Give the records back in full, exactly as they read.
"""
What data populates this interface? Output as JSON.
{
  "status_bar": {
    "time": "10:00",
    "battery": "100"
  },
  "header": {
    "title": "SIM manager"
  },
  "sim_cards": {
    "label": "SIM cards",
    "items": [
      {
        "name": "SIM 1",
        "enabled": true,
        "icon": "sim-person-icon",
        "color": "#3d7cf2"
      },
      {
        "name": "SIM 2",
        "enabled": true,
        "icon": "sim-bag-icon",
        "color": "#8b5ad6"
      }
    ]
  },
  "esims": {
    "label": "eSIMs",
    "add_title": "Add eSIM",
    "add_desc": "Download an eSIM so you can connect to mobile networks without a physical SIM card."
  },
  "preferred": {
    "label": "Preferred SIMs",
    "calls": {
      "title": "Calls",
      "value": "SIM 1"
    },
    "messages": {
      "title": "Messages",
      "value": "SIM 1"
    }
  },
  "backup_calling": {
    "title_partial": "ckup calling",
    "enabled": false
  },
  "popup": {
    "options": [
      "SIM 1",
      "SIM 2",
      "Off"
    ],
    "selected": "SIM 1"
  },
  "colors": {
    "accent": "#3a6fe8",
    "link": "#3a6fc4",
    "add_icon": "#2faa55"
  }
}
"""
- **Exercise result**
What data populates this interface? Output as JSON.
{
  "status_bar": {
    "time": "10:00",
    "battery": "100"
  },
  "header": {
    "title": "SIM manager"
  },
  "sim_cards": {
    "label": "SIM cards",
    "items": [
      {
        "name": "SIM 1",
        "enabled": true,
        "icon": "sim-person-icon",
        "color": "#3d7cf2"
      },
      {
        "name": "SIM 2",
        "enabled": true,
        "icon": "sim-bag-icon",
        "color": "#8b5ad6"
      }
    ]
  },
  "esims": {
    "label": "eSIMs",
    "add_title": "Add eSIM",
    "add_desc": "Download an eSIM so you can connect to mobile networks without a physical SIM card."
  },
  "preferred": {
    "label": "Preferred SIMs",
    "calls": {
      "title": "Calls",
      "value": "SIM 1"
    },
    "messages": {
      "title": "Messages",
      "value": "SIM 1"
    }
  },
  "backup_calling": {
    "title_partial": "ckup calling",
    "enabled": false
  },
  "popup": {
    "options": [
      "SIM 1",
      "SIM 2",
      "Off"
    ],
    "selected": "SIM 1"
  },
  "colors": {
    "accent": "#3a6fe8",
    "link": "#3a6fc4",
    "add_icon": "#2faa55"
  }
}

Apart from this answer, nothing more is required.